Exercise instructions: Wherever a line in the data below holds "header", copy that line.

(Recorded data)
- - -
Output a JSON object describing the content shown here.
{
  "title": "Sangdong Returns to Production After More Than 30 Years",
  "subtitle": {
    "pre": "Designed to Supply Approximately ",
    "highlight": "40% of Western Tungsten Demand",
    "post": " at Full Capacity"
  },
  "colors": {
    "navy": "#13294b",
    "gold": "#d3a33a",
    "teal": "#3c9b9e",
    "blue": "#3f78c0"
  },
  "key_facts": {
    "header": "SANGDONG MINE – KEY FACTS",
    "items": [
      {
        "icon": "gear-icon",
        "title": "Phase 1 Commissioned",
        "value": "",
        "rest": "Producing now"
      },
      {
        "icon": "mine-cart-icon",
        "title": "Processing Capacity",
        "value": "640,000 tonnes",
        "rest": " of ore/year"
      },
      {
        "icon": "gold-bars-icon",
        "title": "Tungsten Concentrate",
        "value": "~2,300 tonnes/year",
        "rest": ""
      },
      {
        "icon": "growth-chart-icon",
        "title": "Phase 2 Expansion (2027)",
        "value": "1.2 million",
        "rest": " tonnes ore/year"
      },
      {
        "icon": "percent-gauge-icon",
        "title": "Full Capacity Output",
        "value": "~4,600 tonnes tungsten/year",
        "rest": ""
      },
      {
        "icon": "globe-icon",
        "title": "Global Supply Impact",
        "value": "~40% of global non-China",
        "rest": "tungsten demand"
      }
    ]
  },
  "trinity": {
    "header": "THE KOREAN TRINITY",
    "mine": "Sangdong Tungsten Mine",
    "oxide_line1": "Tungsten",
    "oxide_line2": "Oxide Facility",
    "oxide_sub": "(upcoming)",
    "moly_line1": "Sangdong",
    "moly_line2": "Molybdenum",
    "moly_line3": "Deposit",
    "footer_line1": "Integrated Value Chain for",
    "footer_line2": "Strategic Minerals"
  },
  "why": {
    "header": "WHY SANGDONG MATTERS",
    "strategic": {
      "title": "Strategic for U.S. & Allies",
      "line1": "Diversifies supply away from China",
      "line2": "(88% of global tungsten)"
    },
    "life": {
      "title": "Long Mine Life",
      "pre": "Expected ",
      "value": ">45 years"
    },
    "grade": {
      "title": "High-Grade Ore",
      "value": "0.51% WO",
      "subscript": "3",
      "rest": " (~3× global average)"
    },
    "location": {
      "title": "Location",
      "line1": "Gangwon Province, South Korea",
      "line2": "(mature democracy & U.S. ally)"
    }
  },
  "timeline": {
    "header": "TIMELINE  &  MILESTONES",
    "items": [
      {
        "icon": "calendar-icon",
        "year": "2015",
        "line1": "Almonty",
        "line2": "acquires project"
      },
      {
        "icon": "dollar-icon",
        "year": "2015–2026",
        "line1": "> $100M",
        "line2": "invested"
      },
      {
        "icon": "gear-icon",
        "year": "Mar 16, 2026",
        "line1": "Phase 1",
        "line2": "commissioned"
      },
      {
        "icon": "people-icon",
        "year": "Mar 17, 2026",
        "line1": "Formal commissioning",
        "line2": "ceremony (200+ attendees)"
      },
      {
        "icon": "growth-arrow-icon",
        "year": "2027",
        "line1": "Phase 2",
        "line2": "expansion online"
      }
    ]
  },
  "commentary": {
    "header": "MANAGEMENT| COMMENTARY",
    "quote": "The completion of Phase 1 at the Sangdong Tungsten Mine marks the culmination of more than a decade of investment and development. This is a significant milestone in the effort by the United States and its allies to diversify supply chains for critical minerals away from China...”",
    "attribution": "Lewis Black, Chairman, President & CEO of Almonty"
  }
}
- - -
Solved exercise:
    "header": "SANGDONG MINE – KEY FACTS",
    "header": "THE KOREAN TRINITY",
    "header": "WHY SANGDONG MATTERS",
    "header": "TIMELINE  &  MILESTONES",
    "header": "MANAGEMENT| COMMENTARY",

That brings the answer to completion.